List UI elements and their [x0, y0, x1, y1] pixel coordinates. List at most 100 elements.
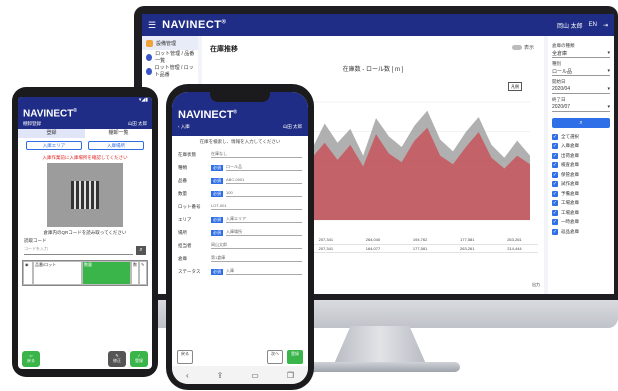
search-icon[interactable]: ⌕: [136, 246, 146, 255]
next-button[interactable]: 次へ: [267, 350, 283, 364]
type-select[interactable]: ロール品 ▾: [552, 67, 610, 76]
nav-item-equipment[interactable]: 設備管理: [142, 36, 198, 50]
logout-icon[interactable]: ⇥: [603, 22, 608, 29]
checkbox[interactable]: ✓: [552, 143, 558, 150]
chevron-down-icon: ▾: [607, 104, 610, 110]
checkbox-item[interactable]: ✓ 検査倉庫: [552, 161, 610, 171]
checkbox-item[interactable]: ✓ 出荷倉庫: [552, 151, 610, 161]
phone-notch: [210, 92, 270, 102]
status-bar: ▾◢▮: [18, 97, 152, 105]
checkbox[interactable]: ✓: [552, 228, 558, 235]
field-input[interactable]: ロール品: [226, 164, 302, 171]
warehouse-select[interactable]: 全倉庫 ▾: [552, 49, 610, 58]
field-label: 倉庫: [178, 255, 187, 261]
required-badge: 必須: [211, 190, 223, 197]
desktop-header: ☰ NAVINECT® 岡山 太郎 EN ⇥: [142, 14, 614, 36]
field-input[interactable]: LOT-001: [211, 203, 302, 210]
field-input[interactable]: 第1倉庫: [211, 255, 302, 262]
code-input[interactable]: コードを入力: [24, 246, 133, 255]
start-date-select[interactable]: 2020/04 ▾: [552, 85, 610, 94]
iphone-screen: NAVINECT® ‹ 入庫 山田 太郎 在庫を検索し、情報を入力してください …: [172, 92, 308, 384]
checkbox-item[interactable]: ✓ 入庫倉庫: [552, 142, 610, 152]
form-row: ロット番号 LOT-001: [172, 200, 308, 213]
edit-icon[interactable]: ✎: [139, 261, 147, 285]
toggle-switch[interactable]: [511, 45, 522, 50]
checkbox-label: 保管倉庫: [561, 171, 579, 177]
scan-result-grid: ◉ 品番/ロット 数量 数 ✎: [22, 260, 148, 286]
tab-inventory-list[interactable]: 棚卸一覧: [85, 129, 152, 138]
radio-icon[interactable]: ◉: [23, 261, 33, 285]
checkbox[interactable]: ✓: [552, 162, 558, 169]
header-user-area: 岡山 太郎 EN ⇥: [557, 21, 608, 30]
checkbox[interactable]: ✓: [552, 133, 558, 140]
checkbox[interactable]: ✓: [552, 209, 558, 216]
field-input[interactable]: 100: [226, 190, 302, 197]
register-button[interactable]: ✓ 登録: [130, 351, 148, 367]
field-input[interactable]: 入庫エリア: [226, 216, 302, 223]
field-input[interactable]: ABC-0001: [226, 177, 302, 184]
globe-icon: [146, 53, 153, 61]
export-button[interactable]: 出力: [532, 282, 540, 288]
table-cell: 164,077: [349, 244, 397, 253]
checkbox-label: 予備倉庫: [561, 190, 579, 196]
display-toggle[interactable]: 表示: [511, 44, 534, 51]
bookmarks-icon[interactable]: ▭: [251, 371, 259, 380]
checkbox-item[interactable]: ✓ 工場倉庫: [552, 199, 610, 209]
checkbox[interactable]: ✓: [552, 171, 558, 178]
checkbox-label: 出荷倉庫: [561, 152, 579, 158]
end-date-select[interactable]: 2020/07 ▾: [552, 103, 610, 112]
checkbox-item[interactable]: ✓ 全て選択: [552, 132, 610, 142]
user-name[interactable]: 岡山 太郎: [557, 21, 583, 30]
back-icon[interactable]: ‹: [186, 371, 189, 380]
field-input[interactable]: 在庫なし: [211, 151, 302, 158]
checkbox-item[interactable]: ✓ 保管倉庫: [552, 170, 610, 180]
field-label: 在庫状態: [178, 151, 196, 157]
checkbox-item[interactable]: ✓ 予備倉庫: [552, 189, 610, 199]
field-label: ロット番号: [178, 203, 201, 209]
entry-area-button[interactable]: 入庫エリア: [26, 141, 82, 150]
nav-item-lot-part[interactable]: ロット管理 / ロット品番: [142, 64, 198, 78]
tabs-icon[interactable]: ❐: [287, 371, 294, 380]
checkbox[interactable]: ✓: [552, 190, 558, 197]
back-button[interactable]: ⇦ 戻る: [22, 351, 40, 367]
checkbox[interactable]: ✓: [552, 219, 558, 226]
checkbox-label: 返品倉庫: [561, 228, 579, 234]
checkbox[interactable]: ✓: [552, 200, 558, 207]
entry-location-button[interactable]: 入庫場所: [88, 141, 144, 150]
android-header: NAVINECT® 棚卸登録 山田 太郎: [18, 105, 152, 129]
button-label: 登録: [135, 358, 143, 363]
back-nav[interactable]: ‹ 入庫: [178, 124, 190, 130]
checkbox[interactable]: ✓: [552, 152, 558, 159]
checkbox-label: 工場倉庫: [561, 200, 579, 206]
code-input-row: コードを入力 ⌕: [18, 244, 152, 257]
checkbox[interactable]: ✓: [552, 181, 558, 188]
checkbox-item[interactable]: ✓ 試作倉庫: [552, 180, 610, 190]
required-badge: 必須: [211, 268, 223, 275]
nav-item-lot-list[interactable]: ロット管理 / 品番一覧: [142, 50, 198, 64]
field-input[interactable]: 入庫: [226, 268, 302, 275]
field-input[interactable]: 入庫場所: [226, 229, 302, 236]
checkbox-label: 全て選択: [561, 133, 579, 139]
register-button[interactable]: 登録: [287, 350, 303, 364]
camera-preview: [47, 163, 123, 227]
tab-register[interactable]: 登録: [18, 129, 85, 138]
search-button[interactable]: ⌕: [552, 118, 610, 128]
share-icon[interactable]: ⇪: [217, 371, 224, 380]
back-button[interactable]: 戻る: [177, 350, 193, 364]
checkbox-label: 一時倉庫: [561, 219, 579, 225]
brand-logo: NAVINECT®: [162, 19, 227, 31]
checkbox-item[interactable]: ✓ 一時倉庫: [552, 218, 610, 228]
edit-button[interactable]: ✎ 修正: [108, 351, 126, 367]
field-input[interactable]: 岡山太郎: [211, 242, 302, 249]
legend-button[interactable]: 凡例: [508, 82, 522, 91]
qr-code-icon: [71, 181, 99, 209]
checkbox-item[interactable]: ✓ 工場倉庫: [552, 208, 610, 218]
menu-icon[interactable]: ☰: [148, 20, 156, 31]
table-cell: 264,040: [349, 236, 397, 245]
iphone-form-footer: 戻る 次へ 登録: [172, 350, 308, 366]
select-value: 2020/07: [552, 104, 571, 110]
language-button[interactable]: EN: [589, 22, 597, 28]
android-screen: ▾◢▮ NAVINECT® 棚卸登録 山田 太郎 登録 棚卸一覧 入庫エリア 入…: [18, 97, 152, 369]
checkbox-label: 試作倉庫: [561, 181, 579, 187]
checkbox-item[interactable]: ✓ 返品倉庫: [552, 227, 610, 237]
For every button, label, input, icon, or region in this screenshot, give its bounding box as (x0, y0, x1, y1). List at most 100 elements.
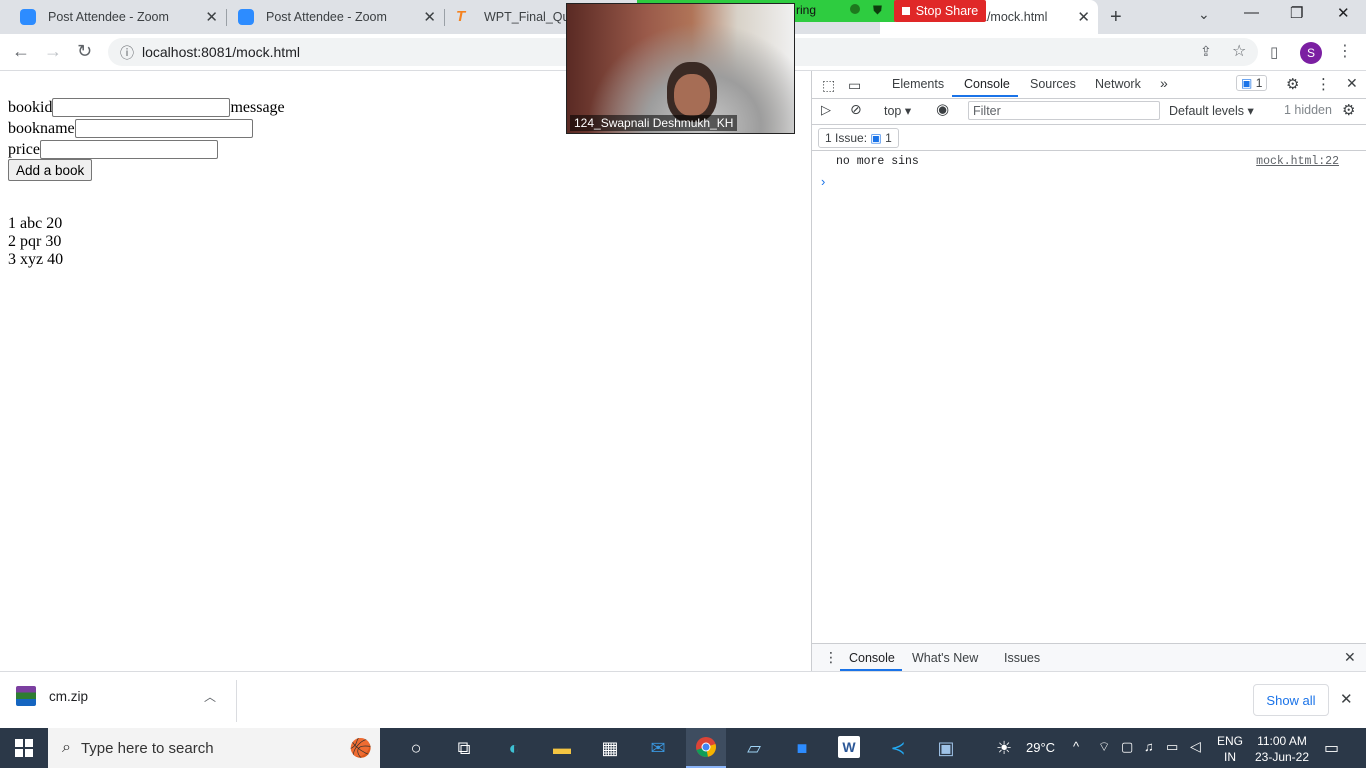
language-code: ENG (1217, 734, 1244, 748)
device-toolbar-icon[interactable]: ▭ (848, 77, 861, 94)
menu-kebab-icon[interactable]: ⋮ (1337, 41, 1353, 61)
tab-console[interactable]: Console (964, 77, 1010, 91)
vscode-icon[interactable]: ≺ (886, 736, 910, 760)
side-panel-icon[interactable]: ▯ (1270, 43, 1278, 61)
close-download-bar-icon[interactable]: ✕ (1340, 690, 1353, 708)
eye-icon[interactable]: ◉ (936, 100, 949, 118)
clock-time: 11:00 AM (1257, 734, 1307, 748)
info-icon[interactable]: ⓘ (120, 43, 134, 63)
devtools-menu-icon[interactable]: ⋮ (1316, 75, 1331, 93)
volume-icon[interactable]: ◁ (1190, 738, 1201, 755)
levels-select[interactable]: Default levels ▾ (1169, 103, 1254, 118)
filter-input[interactable]: Filter (968, 101, 1160, 120)
sharing-status-text: ring (796, 3, 817, 17)
drawer-tab-issues[interactable]: Issues (1004, 651, 1040, 665)
chrome-icon[interactable] (686, 728, 726, 768)
list-item: 3 xyz 40 (8, 251, 64, 268)
notepad-icon[interactable]: ▱ (742, 736, 766, 760)
windows-start-icon[interactable] (12, 736, 36, 760)
drawer-tab-console[interactable]: Console (849, 651, 895, 665)
file-explorer-icon[interactable]: ▬ (550, 736, 574, 760)
search-icon: ⌕ (62, 739, 71, 756)
chevron-up-icon[interactable]: ^ (1073, 739, 1079, 754)
close-drawer-icon[interactable]: ✕ (1344, 649, 1356, 666)
forward-icon[interactable]: → (44, 41, 62, 62)
participant-video[interactable]: 124_Swapnali Deshmukh_KH (566, 3, 795, 134)
tab-network[interactable]: Network (1095, 77, 1141, 91)
temperature[interactable]: 29°C (1026, 740, 1055, 755)
issues-badge[interactable]: ▣ 1 (1236, 75, 1268, 91)
taskbar: ⌕ Type here to search 🏀 ○ ⧉ ◐ ▬ ▦ ✉ ▱ ■ … (0, 728, 1366, 768)
task-view-icon[interactable]: ⧉ (452, 736, 476, 760)
tab-title: 1/mock.html (980, 10, 1048, 24)
console-log-source[interactable]: mock.html:22 (1256, 155, 1339, 168)
more-tabs-icon[interactable]: » (1160, 75, 1168, 91)
page-content: bookid message bookname price Add a book… (0, 71, 811, 671)
store-icon[interactable]: ▦ (598, 736, 622, 760)
clock[interactable]: 11:00 AM 23-Jun-22 (1252, 733, 1312, 765)
issues-count: 1 (885, 131, 892, 145)
weather-icon[interactable]: ☀ (996, 738, 1012, 759)
cortana-icon[interactable]: ○ (404, 736, 428, 760)
battery-icon[interactable]: ▭ (1166, 739, 1178, 755)
language-indicator[interactable]: ENG IN (1217, 733, 1243, 765)
mail-icon[interactable]: ✉ (646, 736, 670, 760)
notification-icon[interactable]: ▭ (1324, 738, 1339, 758)
download-item[interactable]: cm.zip ︿ (16, 686, 216, 706)
edge-icon[interactable]: ◐ (502, 736, 526, 760)
show-all-button[interactable]: Show all (1253, 684, 1329, 716)
divider (236, 680, 237, 722)
close-icon[interactable]: ✕ (205, 8, 218, 26)
close-window-button[interactable]: ✕ (1337, 4, 1350, 22)
network-icon[interactable]: ⌔ (1098, 739, 1110, 755)
tab-quiz[interactable]: T WPT_Final_Quiz- (444, 0, 566, 34)
back-icon[interactable]: ← (12, 41, 30, 62)
new-tab-button[interactable]: + (1110, 6, 1122, 29)
context-select[interactable]: top ▾ (884, 103, 911, 118)
bookid-row: bookid message (8, 98, 285, 117)
settings-icon[interactable]: ⚙ (1286, 75, 1299, 93)
message-icon: ▣ (1241, 76, 1253, 90)
meet-icon[interactable]: ▢ (1121, 739, 1133, 755)
price-input[interactable] (39, 140, 218, 159)
issues-button[interactable]: 1 Issue: ▣ 1 (818, 128, 899, 148)
sidebar-toggle-icon[interactable]: ▷ (821, 102, 831, 118)
close-icon[interactable]: ✕ (1077, 8, 1090, 26)
tab-sources[interactable]: Sources (1030, 77, 1076, 91)
restore-button[interactable]: ❐ (1290, 4, 1303, 22)
chevron-up-icon[interactable]: ︿ (204, 688, 216, 705)
microphone-icon[interactable]: ♫ (1144, 739, 1154, 754)
tab-zoom-1[interactable]: Post Attendee - Zoom ✕ (8, 0, 226, 34)
share-icon[interactable]: ⇪ (1200, 43, 1212, 60)
bookid-input[interactable] (52, 98, 231, 117)
message-label: message (230, 98, 285, 116)
bookmark-star-icon[interactable]: ☆ (1232, 41, 1246, 61)
list-item: 1 abc 20 (8, 215, 63, 232)
clear-console-icon[interactable]: ⊘ (850, 101, 862, 118)
clock-date: 23-Jun-22 (1254, 750, 1310, 764)
drawer-menu-icon[interactable]: ⋮ (824, 649, 838, 666)
zoom-icon[interactable]: ■ (790, 736, 814, 760)
tab-zoom-2[interactable]: Post Attendee - Zoom ✕ (226, 0, 444, 34)
console-settings-icon[interactable]: ⚙ (1342, 101, 1355, 119)
levels-value: Default levels (1169, 104, 1245, 118)
tab-elements[interactable]: Elements (892, 77, 944, 91)
close-devtools-icon[interactable]: ✕ (1346, 75, 1358, 92)
bookname-input[interactable] (74, 119, 253, 138)
close-icon[interactable]: ✕ (423, 8, 436, 26)
console-prompt-icon[interactable]: › (821, 174, 825, 189)
issues-bar: 1 Issue: ▣ 1 (812, 124, 1366, 151)
drawer-tab-whats-new[interactable]: What's New (912, 651, 978, 665)
avatar[interactable]: S (1300, 42, 1322, 64)
reload-icon[interactable]: ↻ (77, 41, 92, 62)
stop-share-button[interactable]: Stop Share (894, 0, 986, 22)
inspect-icon[interactable]: ⬚ (822, 77, 835, 94)
word-icon[interactable]: W (838, 736, 860, 758)
zoom-icon (20, 9, 36, 25)
add-book-button[interactable]: Add a book (8, 159, 93, 181)
taskbar-search[interactable]: ⌕ Type here to search 🏀 (48, 728, 380, 768)
tab-search-icon[interactable]: ⌄ (1198, 6, 1210, 23)
minimize-button[interactable]: — (1244, 4, 1259, 21)
testbook-icon: T (456, 8, 466, 25)
terminal-icon[interactable]: ▣ (934, 736, 958, 760)
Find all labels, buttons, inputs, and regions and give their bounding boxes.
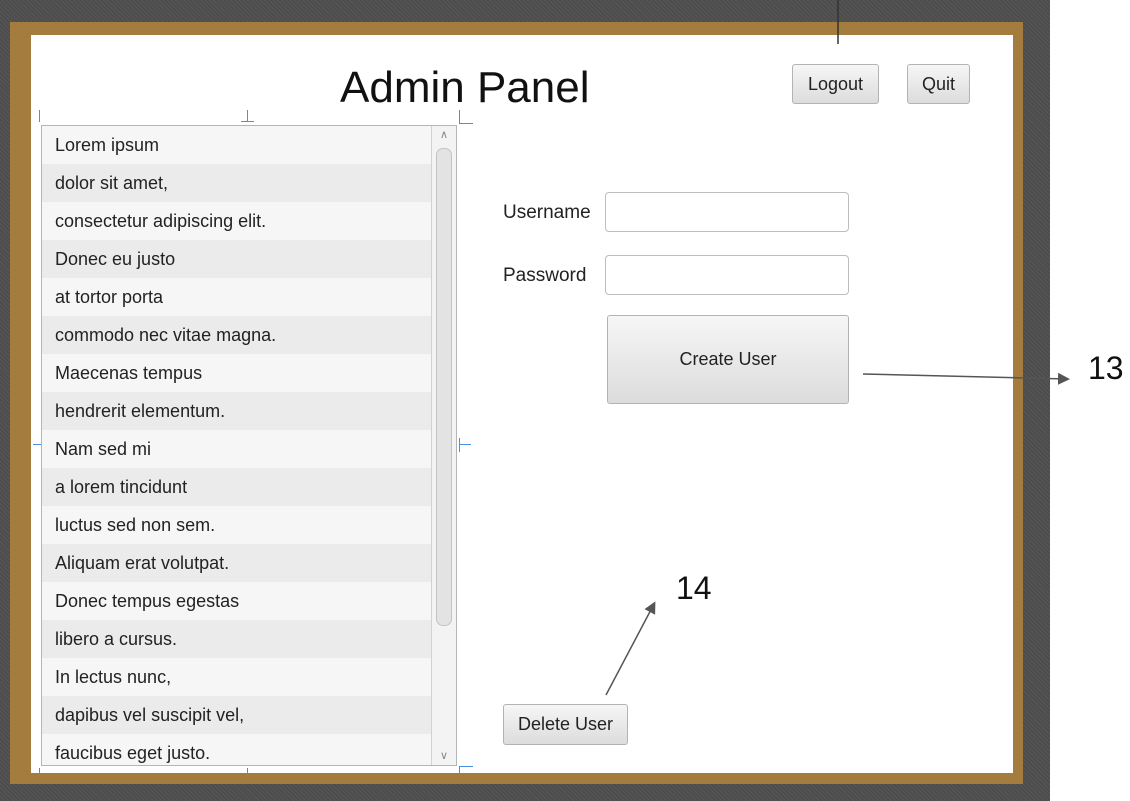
arrow-14 [605,601,656,696]
arrow-13 [862,372,1070,385]
callout-14: 14 [676,570,712,606]
callout-arrows [605,0,1070,696]
callout-13: 13 [1088,350,1124,386]
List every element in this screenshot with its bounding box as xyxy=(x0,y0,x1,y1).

::::

* REQUIREMENT *
Reproduce, line for line, the part of the data that opens with the line containing "arrow-14 [605,601,656,696]" and runs through the last line of the data.

* SOLUTION *
arrow-14 [605,601,656,696]
arrow-13 [862,372,1070,385]
callout-14: 14 [676,570,712,606]
callout-arrows [605,0,1070,696]
callout-13: 13 [1088,350,1124,386]
List every element in this screenshot with its bounding box as xyxy=(x0,y0,x1,y1).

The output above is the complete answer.